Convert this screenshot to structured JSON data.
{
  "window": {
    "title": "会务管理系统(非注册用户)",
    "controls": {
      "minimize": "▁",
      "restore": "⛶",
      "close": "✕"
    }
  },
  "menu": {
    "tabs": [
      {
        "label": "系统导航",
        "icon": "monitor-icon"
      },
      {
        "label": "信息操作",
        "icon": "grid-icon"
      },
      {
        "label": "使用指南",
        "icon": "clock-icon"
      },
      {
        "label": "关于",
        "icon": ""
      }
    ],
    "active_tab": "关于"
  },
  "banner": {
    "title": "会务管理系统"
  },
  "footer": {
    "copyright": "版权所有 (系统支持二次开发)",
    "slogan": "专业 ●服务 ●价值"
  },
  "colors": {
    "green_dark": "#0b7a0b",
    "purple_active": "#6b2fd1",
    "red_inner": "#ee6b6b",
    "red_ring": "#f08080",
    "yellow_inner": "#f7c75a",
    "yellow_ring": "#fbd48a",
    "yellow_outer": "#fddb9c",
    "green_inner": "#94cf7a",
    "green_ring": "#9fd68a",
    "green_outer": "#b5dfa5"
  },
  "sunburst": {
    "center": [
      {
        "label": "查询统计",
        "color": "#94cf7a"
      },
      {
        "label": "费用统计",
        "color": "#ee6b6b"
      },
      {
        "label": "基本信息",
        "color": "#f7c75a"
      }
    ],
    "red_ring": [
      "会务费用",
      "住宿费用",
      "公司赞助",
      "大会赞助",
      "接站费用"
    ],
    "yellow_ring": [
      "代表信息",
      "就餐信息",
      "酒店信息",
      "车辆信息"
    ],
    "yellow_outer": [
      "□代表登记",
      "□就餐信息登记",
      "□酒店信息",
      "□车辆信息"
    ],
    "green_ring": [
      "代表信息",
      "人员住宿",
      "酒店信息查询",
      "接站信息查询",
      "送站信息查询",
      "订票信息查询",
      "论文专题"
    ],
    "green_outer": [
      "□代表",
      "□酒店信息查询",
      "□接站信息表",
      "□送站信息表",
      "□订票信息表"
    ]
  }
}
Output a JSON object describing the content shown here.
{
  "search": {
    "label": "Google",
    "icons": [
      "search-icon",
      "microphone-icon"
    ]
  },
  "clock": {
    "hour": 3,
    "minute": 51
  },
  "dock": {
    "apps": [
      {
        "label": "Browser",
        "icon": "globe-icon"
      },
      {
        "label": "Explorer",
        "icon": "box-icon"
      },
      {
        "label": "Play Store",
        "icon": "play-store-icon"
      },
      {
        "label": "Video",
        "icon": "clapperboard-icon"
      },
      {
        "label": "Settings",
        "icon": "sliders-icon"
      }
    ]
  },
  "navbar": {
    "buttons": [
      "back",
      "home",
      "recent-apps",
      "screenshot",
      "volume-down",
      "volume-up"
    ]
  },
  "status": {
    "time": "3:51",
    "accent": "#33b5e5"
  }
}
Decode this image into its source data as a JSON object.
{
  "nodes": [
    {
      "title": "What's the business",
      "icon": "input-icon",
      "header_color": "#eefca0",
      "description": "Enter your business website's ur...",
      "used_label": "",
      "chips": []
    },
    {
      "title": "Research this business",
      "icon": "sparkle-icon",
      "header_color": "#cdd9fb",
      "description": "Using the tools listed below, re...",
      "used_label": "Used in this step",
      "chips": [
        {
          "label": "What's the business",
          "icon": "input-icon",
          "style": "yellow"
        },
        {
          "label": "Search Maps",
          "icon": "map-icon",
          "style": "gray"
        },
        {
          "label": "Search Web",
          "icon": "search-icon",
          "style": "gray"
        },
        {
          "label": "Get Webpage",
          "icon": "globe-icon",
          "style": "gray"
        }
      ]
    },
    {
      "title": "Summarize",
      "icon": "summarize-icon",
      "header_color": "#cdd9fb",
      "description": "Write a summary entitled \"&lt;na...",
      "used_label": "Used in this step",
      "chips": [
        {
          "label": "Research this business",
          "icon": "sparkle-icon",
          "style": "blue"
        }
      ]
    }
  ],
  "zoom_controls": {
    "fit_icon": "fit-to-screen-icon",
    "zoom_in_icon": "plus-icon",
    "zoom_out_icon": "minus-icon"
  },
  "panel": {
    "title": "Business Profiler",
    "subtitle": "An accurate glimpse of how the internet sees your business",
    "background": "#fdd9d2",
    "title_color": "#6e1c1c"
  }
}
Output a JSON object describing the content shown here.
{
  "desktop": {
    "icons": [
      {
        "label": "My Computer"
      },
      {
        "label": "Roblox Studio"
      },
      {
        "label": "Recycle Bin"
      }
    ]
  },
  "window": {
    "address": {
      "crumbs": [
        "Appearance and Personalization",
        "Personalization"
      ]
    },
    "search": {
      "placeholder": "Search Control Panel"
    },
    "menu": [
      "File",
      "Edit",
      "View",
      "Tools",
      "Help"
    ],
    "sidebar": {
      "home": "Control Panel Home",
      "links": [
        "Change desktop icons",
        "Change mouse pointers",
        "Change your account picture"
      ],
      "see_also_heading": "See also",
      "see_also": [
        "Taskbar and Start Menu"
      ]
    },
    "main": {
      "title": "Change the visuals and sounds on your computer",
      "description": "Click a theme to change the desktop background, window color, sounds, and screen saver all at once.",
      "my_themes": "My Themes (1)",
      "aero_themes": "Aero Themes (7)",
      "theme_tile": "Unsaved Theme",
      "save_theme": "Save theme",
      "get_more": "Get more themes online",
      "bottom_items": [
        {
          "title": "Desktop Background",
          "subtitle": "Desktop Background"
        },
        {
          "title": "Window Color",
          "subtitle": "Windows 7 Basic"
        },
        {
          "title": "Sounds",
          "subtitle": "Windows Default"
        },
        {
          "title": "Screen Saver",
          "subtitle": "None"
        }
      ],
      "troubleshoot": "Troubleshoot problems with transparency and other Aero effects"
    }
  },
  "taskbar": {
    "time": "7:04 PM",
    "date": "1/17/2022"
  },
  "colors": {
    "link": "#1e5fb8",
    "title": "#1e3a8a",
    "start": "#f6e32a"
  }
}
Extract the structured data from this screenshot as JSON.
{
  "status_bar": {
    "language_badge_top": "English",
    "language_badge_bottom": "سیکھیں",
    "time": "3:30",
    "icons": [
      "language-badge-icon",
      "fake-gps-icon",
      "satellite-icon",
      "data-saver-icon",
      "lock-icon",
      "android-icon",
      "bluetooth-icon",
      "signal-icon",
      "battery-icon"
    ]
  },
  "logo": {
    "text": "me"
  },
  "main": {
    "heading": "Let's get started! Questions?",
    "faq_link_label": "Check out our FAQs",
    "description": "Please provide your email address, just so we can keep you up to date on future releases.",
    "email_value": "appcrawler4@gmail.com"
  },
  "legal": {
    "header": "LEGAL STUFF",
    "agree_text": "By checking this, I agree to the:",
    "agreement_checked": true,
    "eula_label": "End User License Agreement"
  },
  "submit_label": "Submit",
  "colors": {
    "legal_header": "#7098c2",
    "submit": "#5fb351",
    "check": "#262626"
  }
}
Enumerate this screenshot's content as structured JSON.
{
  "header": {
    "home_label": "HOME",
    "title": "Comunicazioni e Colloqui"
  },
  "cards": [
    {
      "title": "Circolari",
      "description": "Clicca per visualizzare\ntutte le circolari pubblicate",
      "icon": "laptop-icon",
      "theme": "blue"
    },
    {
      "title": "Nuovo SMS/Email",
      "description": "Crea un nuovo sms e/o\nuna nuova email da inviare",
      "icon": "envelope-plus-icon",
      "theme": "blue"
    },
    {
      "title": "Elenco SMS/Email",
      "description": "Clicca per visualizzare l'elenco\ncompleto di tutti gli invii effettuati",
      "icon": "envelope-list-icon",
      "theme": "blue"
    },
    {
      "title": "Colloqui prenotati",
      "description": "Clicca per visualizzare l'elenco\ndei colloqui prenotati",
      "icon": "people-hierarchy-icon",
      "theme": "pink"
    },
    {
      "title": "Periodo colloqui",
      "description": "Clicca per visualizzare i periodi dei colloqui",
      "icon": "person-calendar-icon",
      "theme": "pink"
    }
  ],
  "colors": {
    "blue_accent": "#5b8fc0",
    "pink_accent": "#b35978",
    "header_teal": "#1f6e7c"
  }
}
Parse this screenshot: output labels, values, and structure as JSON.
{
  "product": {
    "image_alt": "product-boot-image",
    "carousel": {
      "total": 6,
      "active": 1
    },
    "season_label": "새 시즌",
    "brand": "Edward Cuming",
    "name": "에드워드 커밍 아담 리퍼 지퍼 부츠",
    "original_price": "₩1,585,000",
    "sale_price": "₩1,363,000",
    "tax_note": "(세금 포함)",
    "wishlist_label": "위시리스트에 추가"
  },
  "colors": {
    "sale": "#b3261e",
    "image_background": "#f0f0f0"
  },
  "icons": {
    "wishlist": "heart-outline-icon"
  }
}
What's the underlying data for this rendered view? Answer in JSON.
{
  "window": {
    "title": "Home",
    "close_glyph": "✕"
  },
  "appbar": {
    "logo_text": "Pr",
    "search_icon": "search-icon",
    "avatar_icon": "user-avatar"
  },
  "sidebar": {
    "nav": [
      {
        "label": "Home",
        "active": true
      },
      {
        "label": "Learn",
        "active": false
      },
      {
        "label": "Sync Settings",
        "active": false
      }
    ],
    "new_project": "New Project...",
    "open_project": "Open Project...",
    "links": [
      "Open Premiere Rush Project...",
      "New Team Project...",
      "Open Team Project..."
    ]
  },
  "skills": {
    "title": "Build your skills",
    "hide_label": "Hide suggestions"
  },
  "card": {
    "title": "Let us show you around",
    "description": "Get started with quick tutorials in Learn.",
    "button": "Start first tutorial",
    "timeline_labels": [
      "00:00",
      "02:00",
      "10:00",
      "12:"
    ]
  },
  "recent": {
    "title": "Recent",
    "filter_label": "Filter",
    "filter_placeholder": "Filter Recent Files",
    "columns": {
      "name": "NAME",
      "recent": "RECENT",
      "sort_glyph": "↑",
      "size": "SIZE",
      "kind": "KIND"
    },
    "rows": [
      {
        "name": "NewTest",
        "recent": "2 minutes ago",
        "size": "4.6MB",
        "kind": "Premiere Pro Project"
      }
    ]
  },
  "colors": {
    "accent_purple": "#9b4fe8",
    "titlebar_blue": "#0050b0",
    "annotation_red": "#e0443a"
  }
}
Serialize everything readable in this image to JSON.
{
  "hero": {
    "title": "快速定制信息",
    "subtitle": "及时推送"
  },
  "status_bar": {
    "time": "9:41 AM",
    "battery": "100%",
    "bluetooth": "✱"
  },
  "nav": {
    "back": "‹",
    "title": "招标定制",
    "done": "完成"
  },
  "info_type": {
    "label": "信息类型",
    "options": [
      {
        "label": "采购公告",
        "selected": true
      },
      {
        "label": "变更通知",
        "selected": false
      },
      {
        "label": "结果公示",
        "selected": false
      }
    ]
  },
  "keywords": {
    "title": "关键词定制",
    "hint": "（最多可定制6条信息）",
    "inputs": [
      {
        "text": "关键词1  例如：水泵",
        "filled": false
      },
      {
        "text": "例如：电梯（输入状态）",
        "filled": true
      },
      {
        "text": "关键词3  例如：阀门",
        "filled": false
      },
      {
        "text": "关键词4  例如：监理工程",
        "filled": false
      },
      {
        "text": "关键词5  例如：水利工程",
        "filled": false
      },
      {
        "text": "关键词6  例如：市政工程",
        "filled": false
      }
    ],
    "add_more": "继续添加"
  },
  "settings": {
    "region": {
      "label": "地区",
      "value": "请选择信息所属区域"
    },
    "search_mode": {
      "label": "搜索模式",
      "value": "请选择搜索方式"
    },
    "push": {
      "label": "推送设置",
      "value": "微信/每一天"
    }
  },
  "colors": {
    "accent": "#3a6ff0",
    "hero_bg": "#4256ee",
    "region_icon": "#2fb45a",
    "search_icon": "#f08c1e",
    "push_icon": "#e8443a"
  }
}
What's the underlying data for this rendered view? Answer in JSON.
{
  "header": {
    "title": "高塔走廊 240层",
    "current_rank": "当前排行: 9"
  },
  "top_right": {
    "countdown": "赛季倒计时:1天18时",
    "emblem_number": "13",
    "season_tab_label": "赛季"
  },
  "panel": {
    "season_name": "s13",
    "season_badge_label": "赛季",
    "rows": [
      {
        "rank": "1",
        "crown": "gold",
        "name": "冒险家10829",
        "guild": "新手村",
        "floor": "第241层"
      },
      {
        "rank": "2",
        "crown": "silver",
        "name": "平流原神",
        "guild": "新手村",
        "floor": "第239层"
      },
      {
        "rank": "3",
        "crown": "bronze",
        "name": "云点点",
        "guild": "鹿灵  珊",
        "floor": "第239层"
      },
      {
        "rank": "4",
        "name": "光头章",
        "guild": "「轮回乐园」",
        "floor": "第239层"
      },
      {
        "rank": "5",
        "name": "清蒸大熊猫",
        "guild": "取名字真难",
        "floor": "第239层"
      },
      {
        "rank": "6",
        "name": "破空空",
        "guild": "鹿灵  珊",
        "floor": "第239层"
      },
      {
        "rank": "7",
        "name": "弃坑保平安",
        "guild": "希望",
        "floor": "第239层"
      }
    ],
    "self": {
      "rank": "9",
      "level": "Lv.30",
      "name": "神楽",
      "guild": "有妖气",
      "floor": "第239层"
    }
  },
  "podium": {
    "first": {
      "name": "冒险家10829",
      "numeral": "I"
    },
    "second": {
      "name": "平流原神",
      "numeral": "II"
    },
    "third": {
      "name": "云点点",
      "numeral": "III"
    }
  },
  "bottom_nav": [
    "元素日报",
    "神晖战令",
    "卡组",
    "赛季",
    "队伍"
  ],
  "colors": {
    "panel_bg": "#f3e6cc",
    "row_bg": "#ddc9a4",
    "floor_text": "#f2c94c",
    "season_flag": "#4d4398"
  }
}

Task requirements »
Locate the word "envelope" in the entries, and copy every line where it is found.

The answer »
      "icon": "envelope-plus-icon",
      "icon": "envelope-list-icon",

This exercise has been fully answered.